* [Short problem]
Produce a verbatim transcription of the records below, beginning at the line containing "Extract all readable text from this page." and ending at the final line; include only those lines.

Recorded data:
####
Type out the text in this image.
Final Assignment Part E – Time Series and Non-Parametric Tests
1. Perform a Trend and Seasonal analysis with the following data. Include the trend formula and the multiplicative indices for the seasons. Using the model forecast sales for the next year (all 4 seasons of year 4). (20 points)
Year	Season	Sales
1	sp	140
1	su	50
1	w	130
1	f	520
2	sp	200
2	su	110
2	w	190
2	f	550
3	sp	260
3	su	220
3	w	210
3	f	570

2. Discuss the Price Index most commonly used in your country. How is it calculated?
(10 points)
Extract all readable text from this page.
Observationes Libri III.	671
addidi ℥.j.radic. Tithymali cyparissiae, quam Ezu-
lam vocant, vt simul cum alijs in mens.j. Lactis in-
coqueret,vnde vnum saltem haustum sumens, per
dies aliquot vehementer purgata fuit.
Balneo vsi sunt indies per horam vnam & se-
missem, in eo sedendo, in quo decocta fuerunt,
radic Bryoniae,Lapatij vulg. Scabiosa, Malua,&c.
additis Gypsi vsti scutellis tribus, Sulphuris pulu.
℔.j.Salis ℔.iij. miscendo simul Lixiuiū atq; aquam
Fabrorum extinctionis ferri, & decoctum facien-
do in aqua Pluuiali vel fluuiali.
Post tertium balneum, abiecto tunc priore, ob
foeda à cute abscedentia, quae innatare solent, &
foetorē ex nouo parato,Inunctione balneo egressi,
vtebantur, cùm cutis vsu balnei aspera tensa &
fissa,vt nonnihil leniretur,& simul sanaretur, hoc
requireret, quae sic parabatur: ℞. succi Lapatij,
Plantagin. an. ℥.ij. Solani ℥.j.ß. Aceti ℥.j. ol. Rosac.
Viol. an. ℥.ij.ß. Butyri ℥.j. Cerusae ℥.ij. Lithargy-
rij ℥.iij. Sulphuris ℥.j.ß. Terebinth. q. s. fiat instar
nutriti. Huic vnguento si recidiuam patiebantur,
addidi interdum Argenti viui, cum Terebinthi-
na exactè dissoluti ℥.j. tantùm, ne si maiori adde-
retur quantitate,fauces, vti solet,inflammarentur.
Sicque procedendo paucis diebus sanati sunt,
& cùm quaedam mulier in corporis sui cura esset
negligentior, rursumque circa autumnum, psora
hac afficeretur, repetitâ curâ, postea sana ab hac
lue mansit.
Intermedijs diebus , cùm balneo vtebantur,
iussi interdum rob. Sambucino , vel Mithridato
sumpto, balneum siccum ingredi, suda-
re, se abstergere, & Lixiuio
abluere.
####
* [Full answer]
Extract all readable text from this page.
Observationes Libri III.	671
addidi ℥.j.radic. Tithymali cyparissiae, quam Ezu-
lam vocant, vt simul cum alijs in mens.j. Lactis in-
coqueret,vnde vnum saltem haustum sumens, per
dies aliquot vehementer purgata fuit.
Balneo vsi sunt indies per horam vnam & se-
missem, in eo sedendo, in quo decocta fuerunt,
radic Bryoniae,Lapatij vulg. Scabiosa, Malua,&c.
additis Gypsi vsti scutellis tribus, Sulphuris pulu.
℔.j.Salis ℔.iij. miscendo simul Lixiuiū atq; aquam
Fabrorum extinctionis ferri, & decoctum facien-
do in aqua Pluuiali vel fluuiali.
Post tertium balneum, abiecto tunc priore, ob
foeda à cute abscedentia, quae innatare solent, &
foetorē ex nouo parato,Inunctione balneo egressi,
vtebantur, cùm cutis vsu balnei aspera tensa &
fissa,vt nonnihil leniretur,& simul sanaretur, hoc
requireret, quae sic parabatur: ℞. succi Lapatij,
Plantagin. an. ℥.ij. Solani ℥.j.ß. Aceti ℥.j. ol. Rosac.
Viol. an. ℥.ij.ß. Butyri ℥.j. Cerusae ℥.ij. Lithargy-
rij ℥.iij. Sulphuris ℥.j.ß. Terebinth. q. s. fiat instar
nutriti. Huic vnguento si recidiuam patiebantur,
addidi interdum Argenti viui, cum Terebinthi-
na exactè dissoluti ℥.j. tantùm, ne si maiori adde-
retur quantitate,fauces, vti solet,inflammarentur.
Sicque procedendo paucis diebus sanati sunt,
& cùm quaedam mulier in corporis sui cura esset
negligentior, rursumque circa autumnum, psora
hac afficeretur, repetitâ curâ, postea sana ab hac
lue mansit.
Intermedijs diebus , cùm balneo vtebantur,
iussi interdum rob. Sambucino , vel Mithridato
sumpto, balneum siccum ingredi, suda-
re, se abstergere, & Lixiuio
abluere.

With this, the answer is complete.